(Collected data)
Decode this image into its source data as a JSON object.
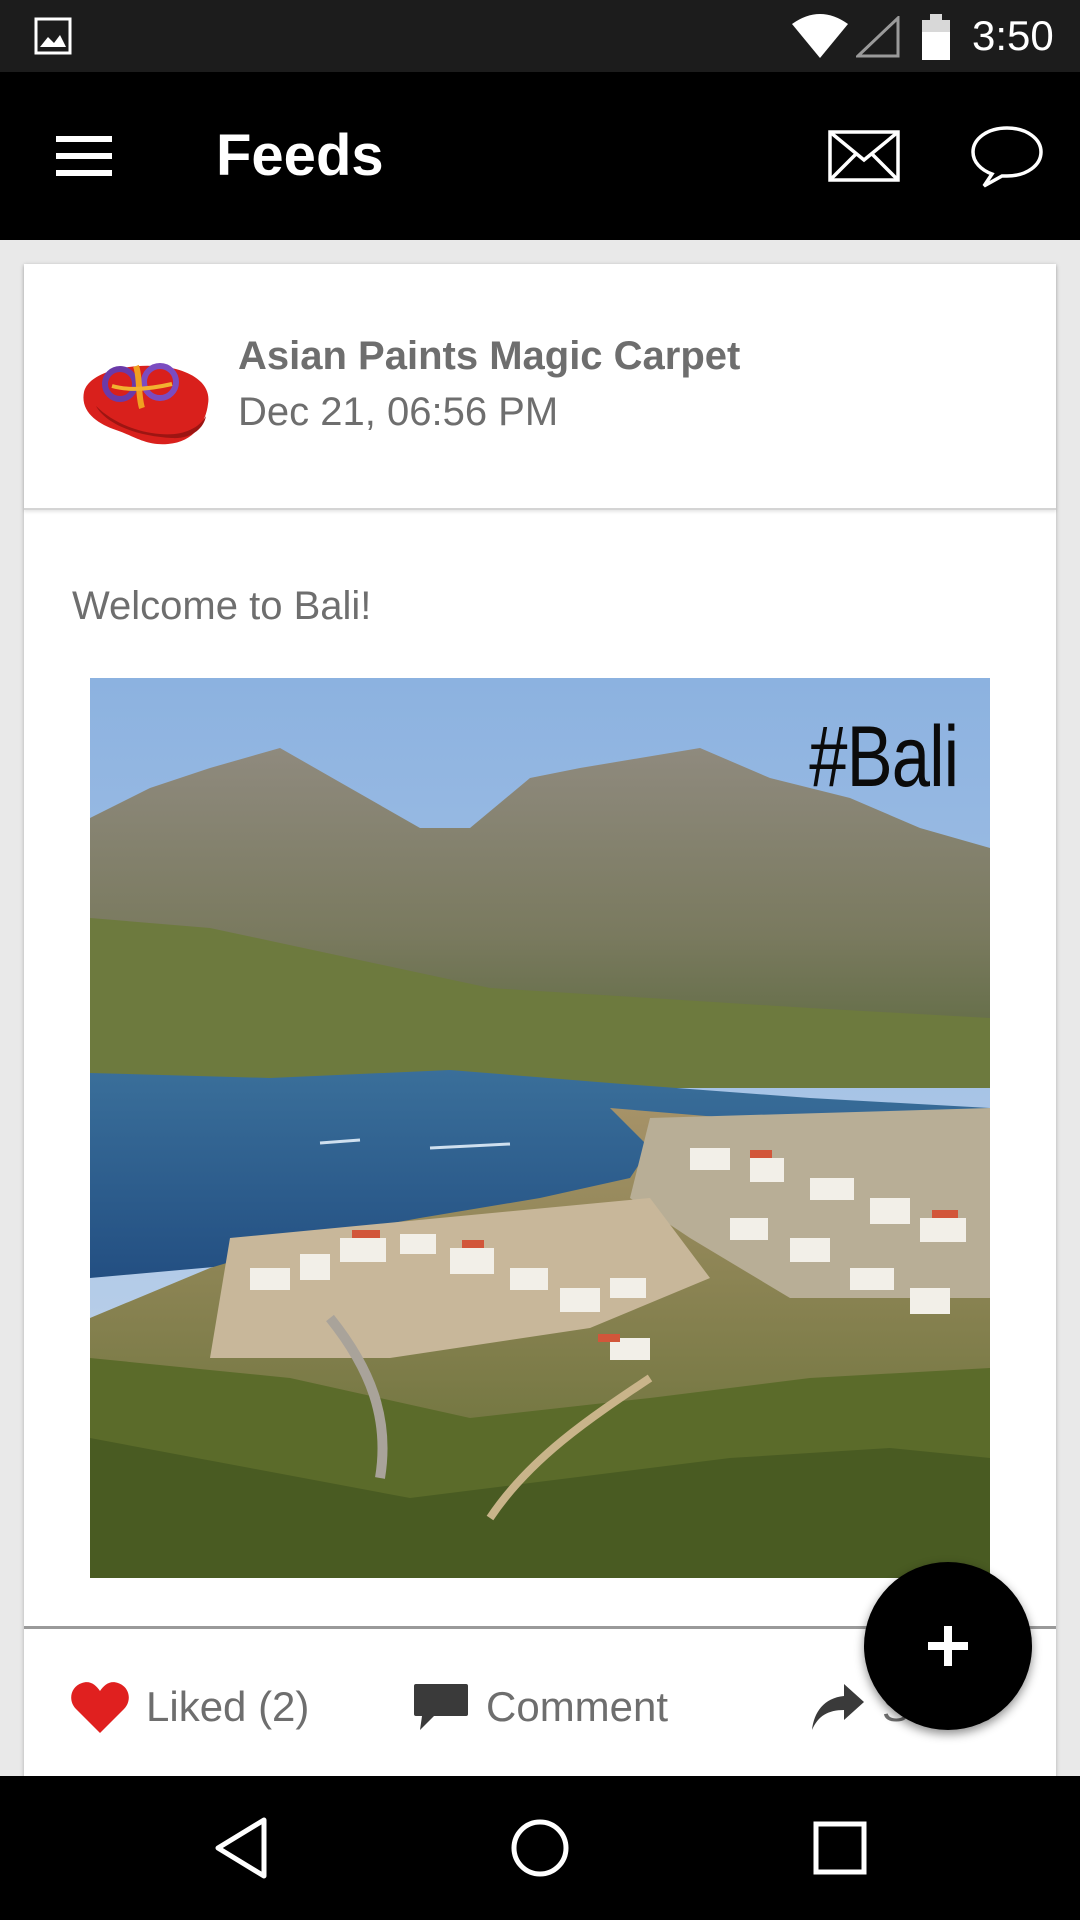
{
  "status_bar": {
    "time": "3:50",
    "icons": [
      "gallery-icon",
      "wifi-icon",
      "signal-icon",
      "battery-icon"
    ]
  },
  "app_bar": {
    "title": "Feeds",
    "icons": [
      "menu-icon",
      "mail-icon",
      "chat-icon"
    ]
  },
  "post": {
    "author": "Asian Paints Magic Carpet",
    "timestamp": "Dec 21, 06:56 PM",
    "text": "Welcome to Bali!",
    "image_hashtag": "#Bali",
    "actions": {
      "like_label": "Liked (2)",
      "comment_label": "Comment",
      "share_label": "Share"
    }
  },
  "fab": {
    "icon": "plus-icon"
  },
  "nav_bar": {
    "icons": [
      "back-icon",
      "home-icon",
      "recents-icon"
    ]
  },
  "colors": {
    "app_bar": "#000000",
    "status_bar": "#1c1c1c",
    "like_heart": "#e0201f",
    "text_gray": "#6e6e6e"
  }
}
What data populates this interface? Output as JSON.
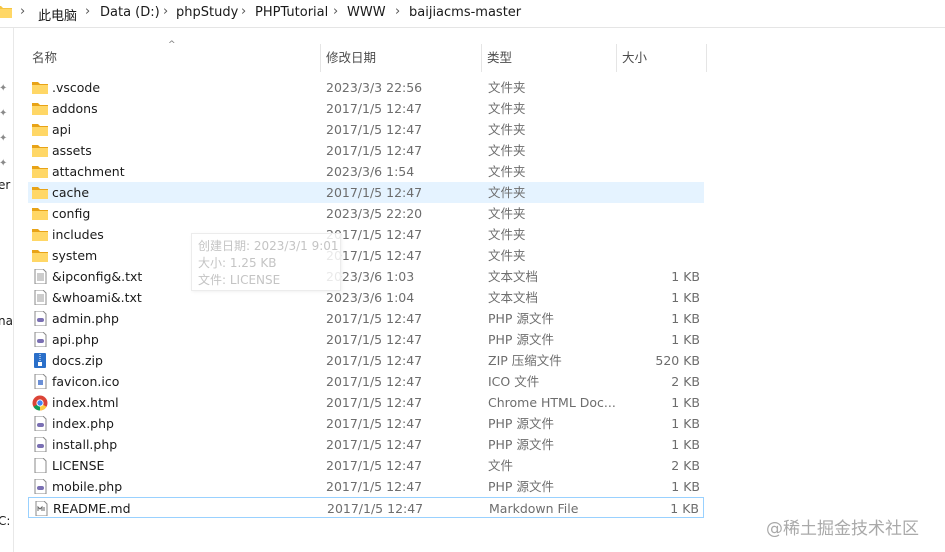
{
  "breadcrumb": [
    "此电脑",
    "Data (D:)",
    "phpStudy",
    "PHPTutorial",
    "WWW",
    "baijiacms-master"
  ],
  "nav": {
    "partial_labels": [
      "er",
      "na",
      "C:"
    ]
  },
  "columns": {
    "name": "名称",
    "date": "修改日期",
    "type": "类型",
    "size": "大小"
  },
  "files": [
    {
      "name": ".vscode",
      "date": "2023/3/3 22:56",
      "type": "文件夹",
      "size": "",
      "icon": "folder-icon"
    },
    {
      "name": "addons",
      "date": "2017/1/5 12:47",
      "type": "文件夹",
      "size": "",
      "icon": "folder-icon"
    },
    {
      "name": "api",
      "date": "2017/1/5 12:47",
      "type": "文件夹",
      "size": "",
      "icon": "folder-icon"
    },
    {
      "name": "assets",
      "date": "2017/1/5 12:47",
      "type": "文件夹",
      "size": "",
      "icon": "folder-icon"
    },
    {
      "name": "attachment",
      "date": "2023/3/6 1:54",
      "type": "文件夹",
      "size": "",
      "icon": "folder-icon"
    },
    {
      "name": "cache",
      "date": "2017/1/5 12:47",
      "type": "文件夹",
      "size": "",
      "icon": "folder-icon"
    },
    {
      "name": "config",
      "date": "2023/3/5 22:20",
      "type": "文件夹",
      "size": "",
      "icon": "folder-icon"
    },
    {
      "name": "includes",
      "date": "2017/1/5 12:47",
      "type": "文件夹",
      "size": "",
      "icon": "folder-icon"
    },
    {
      "name": "system",
      "date": "2017/1/5 12:47",
      "type": "文件夹",
      "size": "",
      "icon": "folder-icon"
    },
    {
      "name": "&ipconfig&.txt",
      "date": "2023/3/6 1:03",
      "type": "文本文档",
      "size": "1 KB",
      "icon": "text-file-icon"
    },
    {
      "name": "&whoami&.txt",
      "date": "2023/3/6 1:04",
      "type": "文本文档",
      "size": "1 KB",
      "icon": "text-file-icon"
    },
    {
      "name": "admin.php",
      "date": "2017/1/5 12:47",
      "type": "PHP 源文件",
      "size": "1 KB",
      "icon": "php-file-icon"
    },
    {
      "name": "api.php",
      "date": "2017/1/5 12:47",
      "type": "PHP 源文件",
      "size": "1 KB",
      "icon": "php-file-icon"
    },
    {
      "name": "docs.zip",
      "date": "2017/1/5 12:47",
      "type": "ZIP 压缩文件",
      "size": "520 KB",
      "icon": "zip-file-icon"
    },
    {
      "name": "favicon.ico",
      "date": "2017/1/5 12:47",
      "type": "ICO 文件",
      "size": "2 KB",
      "icon": "ico-file-icon"
    },
    {
      "name": "index.html",
      "date": "2017/1/5 12:47",
      "type": "Chrome HTML Doc...",
      "size": "1 KB",
      "icon": "chrome-icon"
    },
    {
      "name": "index.php",
      "date": "2017/1/5 12:47",
      "type": "PHP 源文件",
      "size": "1 KB",
      "icon": "php-file-icon"
    },
    {
      "name": "install.php",
      "date": "2017/1/5 12:47",
      "type": "PHP 源文件",
      "size": "1 KB",
      "icon": "php-file-icon"
    },
    {
      "name": "LICENSE",
      "date": "2017/1/5 12:47",
      "type": "文件",
      "size": "2 KB",
      "icon": "blank-file-icon"
    },
    {
      "name": "mobile.php",
      "date": "2017/1/5 12:47",
      "type": "PHP 源文件",
      "size": "1 KB",
      "icon": "php-file-icon"
    },
    {
      "name": "README.md",
      "date": "2017/1/5 12:47",
      "type": "Markdown File",
      "size": "1 KB",
      "icon": "markdown-file-icon"
    }
  ],
  "hovered_row": 5,
  "focused_row": 20,
  "tooltip": {
    "created": "创建日期: 2023/3/1 9:01",
    "size": "大小: 1.25 KB",
    "files": "文件: LICENSE"
  },
  "watermark": "@稀土掘金技术社区",
  "colors": {
    "folder": "#f5c542",
    "hover_bg": "#e5f3ff",
    "focus_border": "#99d1ff"
  }
}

TASK GOAL —
Using the records above, retype everything exactly except the pictures.

COMPLETE OUTPUT —
Decode this image into its source data as a JSON object.
{
  "status_bar": {
    "time": "3:50",
    "icons": [
      "gallery-icon",
      "wifi-icon",
      "signal-icon",
      "battery-icon"
    ]
  },
  "app_bar": {
    "title": "Feeds",
    "icons": [
      "menu-icon",
      "mail-icon",
      "chat-icon"
    ]
  },
  "post": {
    "author": "Asian Paints Magic Carpet",
    "timestamp": "Dec 21, 06:56 PM",
    "text": "Welcome to Bali!",
    "image_hashtag": "#Bali",
    "actions": {
      "like_label": "Liked (2)",
      "comment_label": "Comment",
      "share_label": "Share"
    }
  },
  "fab": {
    "icon": "plus-icon"
  },
  "nav_bar": {
    "icons": [
      "back-icon",
      "home-icon",
      "recents-icon"
    ]
  },
  "colors": {
    "app_bar": "#000000",
    "status_bar": "#1c1c1c",
    "like_heart": "#e0201f",
    "text_gray": "#6e6e6e"
  }
}
What data populates this interface? Output as JSON.
{
  "breadcrumb": [
    "此电脑",
    "Data (D:)",
    "phpStudy",
    "PHPTutorial",
    "WWW",
    "baijiacms-master"
  ],
  "nav": {
    "partial_labels": [
      "er",
      "na",
      "C:"
    ]
  },
  "columns": {
    "name": "名称",
    "date": "修改日期",
    "type": "类型",
    "size": "大小"
  },
  "files": [
    {
      "name": ".vscode",
      "date": "2023/3/3 22:56",
      "type": "文件夹",
      "size": "",
      "icon": "folder-icon"
    },
    {
      "name": "addons",
      "date": "2017/1/5 12:47",
      "type": "文件夹",
      "size": "",
      "icon": "folder-icon"
    },
    {
      "name": "api",
      "date": "2017/1/5 12:47",
      "type": "文件夹",
      "size": "",
      "icon": "folder-icon"
    },
    {
      "name": "assets",
      "date": "2017/1/5 12:47",
      "type": "文件夹",
      "size": "",
      "icon": "folder-icon"
    },
    {
      "name": "attachment",
      "date": "2023/3/6 1:54",
      "type": "文件夹",
      "size": "",
      "icon": "folder-icon"
    },
    {
      "name": "cache",
      "date": "2017/1/5 12:47",
      "type": "文件夹",
      "size": "",
      "icon": "folder-icon"
    },
    {
      "name": "config",
      "date": "2023/3/5 22:20",
      "type": "文件夹",
      "size": "",
      "icon": "folder-icon"
    },
    {
      "name": "includes",
      "date": "2017/1/5 12:47",
      "type": "文件夹",
      "size": "",
      "icon": "folder-icon"
    },
    {
      "name": "system",
      "date": "2017/1/5 12:47",
      "type": "文件夹",
      "size": "",
      "icon": "folder-icon"
    },
    {
      "name": "&ipconfig&.txt",
      "date": "2023/3/6 1:03",
      "type": "文本文档",
      "size": "1 KB",
      "icon": "text-file-icon"
    },
    {
      "name": "&whoami&.txt",
      "date": "2023/3/6 1:04",
      "type": "文本文档",
      "size": "1 KB",
      "icon": "text-file-icon"
    },
    {
      "name": "admin.php",
      "date": "2017/1/5 12:47",
      "type": "PHP 源文件",
      "size": "1 KB",
      "icon": "php-file-icon"
    },
    {
      "name": "api.php",
      "date": "2017/1/5 12:47",
      "type": "PHP 源文件",
      "size": "1 KB",
      "icon": "php-file-icon"
    },
    {
      "name": "docs.zip",
      "date": "2017/1/5 12:47",
      "type": "ZIP 压缩文件",
      "size": "520 KB",
      "icon": "zip-file-icon"
    },
    {
      "name": "favicon.ico",
      "date": "2017/1/5 12:47",
      "type": "ICO 文件",
      "size": "2 KB",
      "icon": "ico-file-icon"
    },
    {
      "name": "index.html",
      "date": "2017/1/5 12:47",
      "type": "Chrome HTML Doc...",
      "size": "1 KB",
      "icon": "chrome-icon"
    },
    {
      "name": "index.php",
      "date": "2017/1/5 12:47",
      "type": "PHP 源文件",
      "size": "1 KB",
      "icon": "php-file-icon"
    },
    {
      "name": "install.php",
      "date": "2017/1/5 12:47",
      "type": "PHP 源文件",
      "size": "1 KB",
      "icon": "php-file-icon"
    },
    {
      "name": "LICENSE",
      "date": "2017/1/5 12:47",
      "type": "文件",
      "size": "2 KB",
      "icon": "blank-file-icon"
    },
    {
      "name": "mobile.php",
      "date": "2017/1/5 12:47",
      "type": "PHP 源文件",
      "size": "1 KB",
      "icon": "php-file-icon"
    },
    {
      "name": "README.md",
      "date": "2017/1/5 12:47",
      "type": "Markdown File",
      "size": "1 KB",
      "icon": "markdown-file-icon"
    }
  ],
  "hovered_row": 5,
  "focused_row": 20,
  "tooltip": {
    "created": "创建日期: 2023/3/1 9:01",
    "size": "大小: 1.25 KB",
    "files": "文件: LICENSE"
  },
  "watermark": "@稀土掘金技术社区",
  "colors": {
    "folder": "#f5c542",
    "hover_bg": "#e5f3ff",
    "focus_border": "#99d1ff"
  }
}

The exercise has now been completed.